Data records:
>> Start

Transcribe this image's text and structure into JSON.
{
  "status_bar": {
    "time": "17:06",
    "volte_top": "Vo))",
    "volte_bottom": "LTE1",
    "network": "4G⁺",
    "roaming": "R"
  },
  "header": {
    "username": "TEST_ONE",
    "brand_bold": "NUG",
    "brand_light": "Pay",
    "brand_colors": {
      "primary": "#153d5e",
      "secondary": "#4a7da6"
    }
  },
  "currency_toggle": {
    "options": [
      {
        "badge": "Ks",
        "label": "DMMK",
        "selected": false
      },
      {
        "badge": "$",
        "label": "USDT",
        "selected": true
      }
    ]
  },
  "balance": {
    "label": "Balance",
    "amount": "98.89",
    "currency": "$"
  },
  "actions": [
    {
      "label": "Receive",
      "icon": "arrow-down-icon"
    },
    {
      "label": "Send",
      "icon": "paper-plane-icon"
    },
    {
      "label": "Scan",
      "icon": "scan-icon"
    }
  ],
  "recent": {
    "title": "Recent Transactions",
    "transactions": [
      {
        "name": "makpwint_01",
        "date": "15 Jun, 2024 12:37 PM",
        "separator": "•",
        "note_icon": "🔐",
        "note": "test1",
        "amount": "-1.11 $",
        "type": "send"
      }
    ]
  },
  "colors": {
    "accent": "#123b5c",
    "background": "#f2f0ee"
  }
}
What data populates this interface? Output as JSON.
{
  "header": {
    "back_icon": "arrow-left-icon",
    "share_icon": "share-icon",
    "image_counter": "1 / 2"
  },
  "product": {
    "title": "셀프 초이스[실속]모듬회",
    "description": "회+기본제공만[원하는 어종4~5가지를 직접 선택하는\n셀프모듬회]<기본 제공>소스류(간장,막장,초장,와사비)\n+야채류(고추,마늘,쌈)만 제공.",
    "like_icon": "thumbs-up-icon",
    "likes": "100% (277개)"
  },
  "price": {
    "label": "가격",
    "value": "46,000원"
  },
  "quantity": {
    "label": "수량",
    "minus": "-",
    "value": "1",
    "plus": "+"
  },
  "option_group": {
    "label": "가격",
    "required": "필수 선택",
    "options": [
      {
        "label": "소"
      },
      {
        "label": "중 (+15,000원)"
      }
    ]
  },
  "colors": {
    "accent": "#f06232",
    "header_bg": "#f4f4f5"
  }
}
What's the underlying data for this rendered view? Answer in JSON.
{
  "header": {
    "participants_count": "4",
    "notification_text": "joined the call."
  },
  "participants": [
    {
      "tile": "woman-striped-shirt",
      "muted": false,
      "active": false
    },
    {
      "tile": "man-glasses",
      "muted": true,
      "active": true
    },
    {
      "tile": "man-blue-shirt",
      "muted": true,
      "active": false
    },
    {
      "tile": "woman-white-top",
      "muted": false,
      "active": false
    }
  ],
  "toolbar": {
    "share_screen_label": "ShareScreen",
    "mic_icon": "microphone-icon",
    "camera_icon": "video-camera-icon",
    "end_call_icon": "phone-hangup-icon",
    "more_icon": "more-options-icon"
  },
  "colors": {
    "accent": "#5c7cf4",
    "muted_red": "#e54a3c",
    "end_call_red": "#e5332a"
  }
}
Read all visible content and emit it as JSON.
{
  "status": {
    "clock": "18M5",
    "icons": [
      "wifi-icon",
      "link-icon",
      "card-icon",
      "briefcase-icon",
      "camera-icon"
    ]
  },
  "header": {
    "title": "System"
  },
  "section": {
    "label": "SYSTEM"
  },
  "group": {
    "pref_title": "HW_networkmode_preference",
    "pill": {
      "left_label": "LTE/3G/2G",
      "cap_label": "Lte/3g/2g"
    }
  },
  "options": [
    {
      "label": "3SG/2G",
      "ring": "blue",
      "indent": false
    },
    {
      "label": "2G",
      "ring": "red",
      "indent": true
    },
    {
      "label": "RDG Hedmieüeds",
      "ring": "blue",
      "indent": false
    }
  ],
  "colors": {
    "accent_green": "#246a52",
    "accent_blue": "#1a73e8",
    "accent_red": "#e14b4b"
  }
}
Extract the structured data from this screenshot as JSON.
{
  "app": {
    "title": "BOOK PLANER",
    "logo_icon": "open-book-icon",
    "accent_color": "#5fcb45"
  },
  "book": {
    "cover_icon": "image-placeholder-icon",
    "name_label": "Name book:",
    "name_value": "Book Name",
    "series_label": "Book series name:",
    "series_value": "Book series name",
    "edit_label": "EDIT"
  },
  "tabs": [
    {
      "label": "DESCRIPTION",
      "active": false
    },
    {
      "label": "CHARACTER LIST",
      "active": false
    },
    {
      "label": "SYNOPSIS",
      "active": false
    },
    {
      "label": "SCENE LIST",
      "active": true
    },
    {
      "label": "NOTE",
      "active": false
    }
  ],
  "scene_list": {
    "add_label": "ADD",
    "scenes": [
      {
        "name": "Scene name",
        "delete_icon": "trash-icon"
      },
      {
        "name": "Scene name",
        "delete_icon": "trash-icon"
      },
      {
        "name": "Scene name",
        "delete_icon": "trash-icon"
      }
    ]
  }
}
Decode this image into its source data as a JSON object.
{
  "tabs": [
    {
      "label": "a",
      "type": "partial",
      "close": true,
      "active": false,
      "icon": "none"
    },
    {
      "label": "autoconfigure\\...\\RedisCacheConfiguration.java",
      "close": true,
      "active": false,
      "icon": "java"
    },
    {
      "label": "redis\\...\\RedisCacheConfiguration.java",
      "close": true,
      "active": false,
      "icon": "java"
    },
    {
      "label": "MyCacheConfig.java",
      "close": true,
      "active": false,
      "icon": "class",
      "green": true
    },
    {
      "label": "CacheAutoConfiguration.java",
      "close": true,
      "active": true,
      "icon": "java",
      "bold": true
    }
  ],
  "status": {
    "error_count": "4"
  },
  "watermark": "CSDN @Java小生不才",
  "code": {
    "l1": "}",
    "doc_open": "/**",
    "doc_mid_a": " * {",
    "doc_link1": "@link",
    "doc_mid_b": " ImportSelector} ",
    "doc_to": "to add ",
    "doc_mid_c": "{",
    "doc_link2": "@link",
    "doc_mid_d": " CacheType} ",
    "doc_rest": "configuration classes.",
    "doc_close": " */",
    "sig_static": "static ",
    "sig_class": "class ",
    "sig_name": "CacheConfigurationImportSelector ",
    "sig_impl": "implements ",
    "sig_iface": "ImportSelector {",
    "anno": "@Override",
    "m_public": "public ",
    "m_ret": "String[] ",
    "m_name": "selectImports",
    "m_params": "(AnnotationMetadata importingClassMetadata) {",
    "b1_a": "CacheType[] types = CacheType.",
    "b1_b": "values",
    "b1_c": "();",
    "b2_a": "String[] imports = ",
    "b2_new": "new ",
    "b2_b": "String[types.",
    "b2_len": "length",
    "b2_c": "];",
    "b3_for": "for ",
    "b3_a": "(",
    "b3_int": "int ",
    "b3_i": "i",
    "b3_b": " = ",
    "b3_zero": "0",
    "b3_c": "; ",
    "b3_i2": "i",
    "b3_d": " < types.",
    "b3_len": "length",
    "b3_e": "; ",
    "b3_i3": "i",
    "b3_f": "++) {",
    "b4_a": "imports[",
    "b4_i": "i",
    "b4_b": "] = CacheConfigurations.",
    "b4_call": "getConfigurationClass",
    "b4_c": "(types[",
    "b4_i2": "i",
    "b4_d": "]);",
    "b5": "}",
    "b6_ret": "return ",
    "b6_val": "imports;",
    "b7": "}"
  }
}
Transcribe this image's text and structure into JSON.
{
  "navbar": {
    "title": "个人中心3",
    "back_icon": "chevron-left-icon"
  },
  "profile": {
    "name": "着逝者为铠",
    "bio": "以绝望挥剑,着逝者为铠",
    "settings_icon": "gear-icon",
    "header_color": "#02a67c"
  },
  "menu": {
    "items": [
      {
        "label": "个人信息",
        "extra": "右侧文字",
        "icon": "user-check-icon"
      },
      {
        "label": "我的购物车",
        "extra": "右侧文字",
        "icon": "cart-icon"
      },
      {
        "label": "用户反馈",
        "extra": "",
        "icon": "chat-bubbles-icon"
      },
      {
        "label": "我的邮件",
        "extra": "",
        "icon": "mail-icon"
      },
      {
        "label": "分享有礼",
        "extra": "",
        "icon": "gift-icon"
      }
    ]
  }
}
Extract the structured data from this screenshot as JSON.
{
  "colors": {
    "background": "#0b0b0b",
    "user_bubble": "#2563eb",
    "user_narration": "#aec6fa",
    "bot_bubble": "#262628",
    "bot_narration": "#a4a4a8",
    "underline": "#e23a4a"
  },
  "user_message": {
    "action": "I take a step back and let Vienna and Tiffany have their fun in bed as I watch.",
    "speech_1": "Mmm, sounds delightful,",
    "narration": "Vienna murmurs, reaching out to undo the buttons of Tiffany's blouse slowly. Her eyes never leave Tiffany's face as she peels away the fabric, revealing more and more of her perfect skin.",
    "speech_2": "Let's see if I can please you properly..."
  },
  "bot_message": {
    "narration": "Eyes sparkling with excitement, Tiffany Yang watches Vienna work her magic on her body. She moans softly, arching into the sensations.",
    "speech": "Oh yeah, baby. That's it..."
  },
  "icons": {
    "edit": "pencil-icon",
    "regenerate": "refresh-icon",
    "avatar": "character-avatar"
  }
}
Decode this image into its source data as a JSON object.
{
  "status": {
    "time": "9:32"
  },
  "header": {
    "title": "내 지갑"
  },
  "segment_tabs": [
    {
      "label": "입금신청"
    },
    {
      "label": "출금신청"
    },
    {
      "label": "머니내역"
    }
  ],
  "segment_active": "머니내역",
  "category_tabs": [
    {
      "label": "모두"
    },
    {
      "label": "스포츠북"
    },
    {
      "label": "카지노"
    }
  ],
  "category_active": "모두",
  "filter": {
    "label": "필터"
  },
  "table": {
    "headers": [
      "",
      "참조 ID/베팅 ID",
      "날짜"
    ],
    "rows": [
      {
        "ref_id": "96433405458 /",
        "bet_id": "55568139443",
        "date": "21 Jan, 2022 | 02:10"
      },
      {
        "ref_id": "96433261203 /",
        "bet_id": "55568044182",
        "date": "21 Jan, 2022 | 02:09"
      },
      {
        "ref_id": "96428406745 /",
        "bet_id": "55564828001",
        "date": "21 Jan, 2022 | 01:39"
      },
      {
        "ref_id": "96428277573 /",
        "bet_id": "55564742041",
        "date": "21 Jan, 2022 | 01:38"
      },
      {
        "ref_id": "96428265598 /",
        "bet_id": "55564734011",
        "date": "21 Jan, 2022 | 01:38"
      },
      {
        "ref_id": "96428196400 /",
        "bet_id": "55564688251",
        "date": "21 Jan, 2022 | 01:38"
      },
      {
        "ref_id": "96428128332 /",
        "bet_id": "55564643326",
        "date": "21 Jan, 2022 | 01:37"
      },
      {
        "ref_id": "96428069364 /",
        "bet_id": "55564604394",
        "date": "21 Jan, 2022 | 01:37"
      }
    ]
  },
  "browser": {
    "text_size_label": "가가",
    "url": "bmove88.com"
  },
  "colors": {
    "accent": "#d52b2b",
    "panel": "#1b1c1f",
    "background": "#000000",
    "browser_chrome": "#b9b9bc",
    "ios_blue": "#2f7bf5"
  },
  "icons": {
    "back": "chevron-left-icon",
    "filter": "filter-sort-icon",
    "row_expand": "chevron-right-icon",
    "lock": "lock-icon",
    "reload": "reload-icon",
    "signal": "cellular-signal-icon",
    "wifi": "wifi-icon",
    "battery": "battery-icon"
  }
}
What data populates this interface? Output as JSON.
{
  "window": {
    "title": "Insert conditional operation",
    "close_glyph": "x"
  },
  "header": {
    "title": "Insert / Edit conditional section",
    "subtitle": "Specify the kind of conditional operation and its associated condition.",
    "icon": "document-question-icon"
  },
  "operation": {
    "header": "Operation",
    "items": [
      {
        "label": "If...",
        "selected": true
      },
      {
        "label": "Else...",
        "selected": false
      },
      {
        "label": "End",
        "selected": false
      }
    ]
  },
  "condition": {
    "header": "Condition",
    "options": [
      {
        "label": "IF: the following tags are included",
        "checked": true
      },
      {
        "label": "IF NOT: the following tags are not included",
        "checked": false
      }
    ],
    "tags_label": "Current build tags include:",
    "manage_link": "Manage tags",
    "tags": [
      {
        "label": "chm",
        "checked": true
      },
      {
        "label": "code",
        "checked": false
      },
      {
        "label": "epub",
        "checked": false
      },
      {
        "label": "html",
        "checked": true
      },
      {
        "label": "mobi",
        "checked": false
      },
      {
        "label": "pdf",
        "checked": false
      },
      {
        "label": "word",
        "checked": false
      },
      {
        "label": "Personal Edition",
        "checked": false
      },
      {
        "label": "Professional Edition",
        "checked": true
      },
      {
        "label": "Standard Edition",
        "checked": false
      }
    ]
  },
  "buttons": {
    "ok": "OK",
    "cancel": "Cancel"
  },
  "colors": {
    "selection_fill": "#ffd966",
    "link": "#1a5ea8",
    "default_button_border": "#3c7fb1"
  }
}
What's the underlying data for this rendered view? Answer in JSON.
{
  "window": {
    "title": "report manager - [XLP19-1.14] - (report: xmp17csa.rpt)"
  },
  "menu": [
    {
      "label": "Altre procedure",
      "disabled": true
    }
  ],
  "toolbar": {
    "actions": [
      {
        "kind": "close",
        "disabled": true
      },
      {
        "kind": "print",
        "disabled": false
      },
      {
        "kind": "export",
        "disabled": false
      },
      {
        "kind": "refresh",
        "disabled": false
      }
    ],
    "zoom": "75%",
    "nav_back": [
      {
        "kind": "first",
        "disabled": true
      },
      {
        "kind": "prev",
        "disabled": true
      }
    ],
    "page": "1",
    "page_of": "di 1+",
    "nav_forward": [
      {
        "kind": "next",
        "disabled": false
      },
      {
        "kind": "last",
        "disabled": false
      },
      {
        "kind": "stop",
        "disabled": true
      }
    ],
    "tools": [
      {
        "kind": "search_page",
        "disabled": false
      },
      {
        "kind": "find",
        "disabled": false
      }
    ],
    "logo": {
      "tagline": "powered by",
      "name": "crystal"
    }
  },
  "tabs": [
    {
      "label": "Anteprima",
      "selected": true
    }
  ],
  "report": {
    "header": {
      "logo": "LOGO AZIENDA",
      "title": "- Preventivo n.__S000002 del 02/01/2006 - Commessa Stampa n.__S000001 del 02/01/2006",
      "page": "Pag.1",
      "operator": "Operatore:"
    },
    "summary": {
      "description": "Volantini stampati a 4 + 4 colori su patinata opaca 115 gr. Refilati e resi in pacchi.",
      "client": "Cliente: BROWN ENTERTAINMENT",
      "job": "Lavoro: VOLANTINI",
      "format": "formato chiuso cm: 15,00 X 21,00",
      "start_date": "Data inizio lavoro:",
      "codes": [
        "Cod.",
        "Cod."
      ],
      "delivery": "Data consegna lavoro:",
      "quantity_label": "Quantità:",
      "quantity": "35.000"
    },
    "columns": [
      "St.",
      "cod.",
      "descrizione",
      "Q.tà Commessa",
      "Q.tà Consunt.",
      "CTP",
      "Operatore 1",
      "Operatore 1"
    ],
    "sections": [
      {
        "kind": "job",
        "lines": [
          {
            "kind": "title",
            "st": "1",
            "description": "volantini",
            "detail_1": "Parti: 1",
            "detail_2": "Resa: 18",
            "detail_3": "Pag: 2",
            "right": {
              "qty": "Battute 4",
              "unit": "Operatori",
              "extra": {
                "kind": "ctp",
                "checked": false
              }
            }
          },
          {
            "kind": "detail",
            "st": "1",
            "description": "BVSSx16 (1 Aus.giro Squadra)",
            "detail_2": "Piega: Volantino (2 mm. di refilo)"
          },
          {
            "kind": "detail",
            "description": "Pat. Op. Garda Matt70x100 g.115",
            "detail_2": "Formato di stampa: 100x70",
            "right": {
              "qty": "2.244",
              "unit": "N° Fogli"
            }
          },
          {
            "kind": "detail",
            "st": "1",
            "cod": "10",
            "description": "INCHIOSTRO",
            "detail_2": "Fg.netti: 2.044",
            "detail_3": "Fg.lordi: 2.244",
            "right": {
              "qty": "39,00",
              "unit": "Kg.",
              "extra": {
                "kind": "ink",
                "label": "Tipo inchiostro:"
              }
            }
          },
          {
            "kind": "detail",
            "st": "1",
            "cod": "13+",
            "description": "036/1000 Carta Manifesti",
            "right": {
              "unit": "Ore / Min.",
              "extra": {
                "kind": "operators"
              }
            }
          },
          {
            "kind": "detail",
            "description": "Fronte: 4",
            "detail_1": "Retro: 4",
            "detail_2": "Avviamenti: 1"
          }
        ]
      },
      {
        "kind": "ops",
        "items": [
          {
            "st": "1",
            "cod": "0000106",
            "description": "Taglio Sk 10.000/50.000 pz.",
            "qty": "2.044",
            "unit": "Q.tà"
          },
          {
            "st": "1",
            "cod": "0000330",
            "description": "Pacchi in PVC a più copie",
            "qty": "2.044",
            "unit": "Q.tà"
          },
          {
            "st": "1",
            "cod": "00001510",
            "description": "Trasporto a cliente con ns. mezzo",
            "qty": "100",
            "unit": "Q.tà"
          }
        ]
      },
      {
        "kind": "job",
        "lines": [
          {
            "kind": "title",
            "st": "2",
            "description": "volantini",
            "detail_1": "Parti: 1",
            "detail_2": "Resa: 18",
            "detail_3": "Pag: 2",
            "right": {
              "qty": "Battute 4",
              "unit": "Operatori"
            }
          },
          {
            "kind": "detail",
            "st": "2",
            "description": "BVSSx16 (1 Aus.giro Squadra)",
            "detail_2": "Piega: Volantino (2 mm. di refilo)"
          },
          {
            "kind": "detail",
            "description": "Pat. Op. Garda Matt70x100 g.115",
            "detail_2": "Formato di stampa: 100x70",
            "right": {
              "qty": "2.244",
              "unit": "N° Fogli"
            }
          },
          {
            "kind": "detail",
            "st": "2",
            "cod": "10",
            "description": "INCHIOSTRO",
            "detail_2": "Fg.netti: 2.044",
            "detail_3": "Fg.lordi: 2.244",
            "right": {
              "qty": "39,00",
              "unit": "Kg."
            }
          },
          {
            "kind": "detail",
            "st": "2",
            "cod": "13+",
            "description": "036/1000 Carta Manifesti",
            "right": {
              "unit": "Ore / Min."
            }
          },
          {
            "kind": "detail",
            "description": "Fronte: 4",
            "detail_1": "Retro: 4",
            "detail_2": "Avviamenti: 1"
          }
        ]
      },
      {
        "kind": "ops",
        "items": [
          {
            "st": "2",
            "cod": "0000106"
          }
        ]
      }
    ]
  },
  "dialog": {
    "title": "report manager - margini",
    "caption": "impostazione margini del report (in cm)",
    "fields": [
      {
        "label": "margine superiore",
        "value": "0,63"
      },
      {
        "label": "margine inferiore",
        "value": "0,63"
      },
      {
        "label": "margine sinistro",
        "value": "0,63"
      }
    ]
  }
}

>> End

> **GIVEN EXERCISE**
Show the lines of the data that hold the word "CacheType".

> **ANSWER TO THIS EXERCISE**
    "doc_mid_d": " CacheType} ",
    "b1_a": "CacheType[] types = CacheType.",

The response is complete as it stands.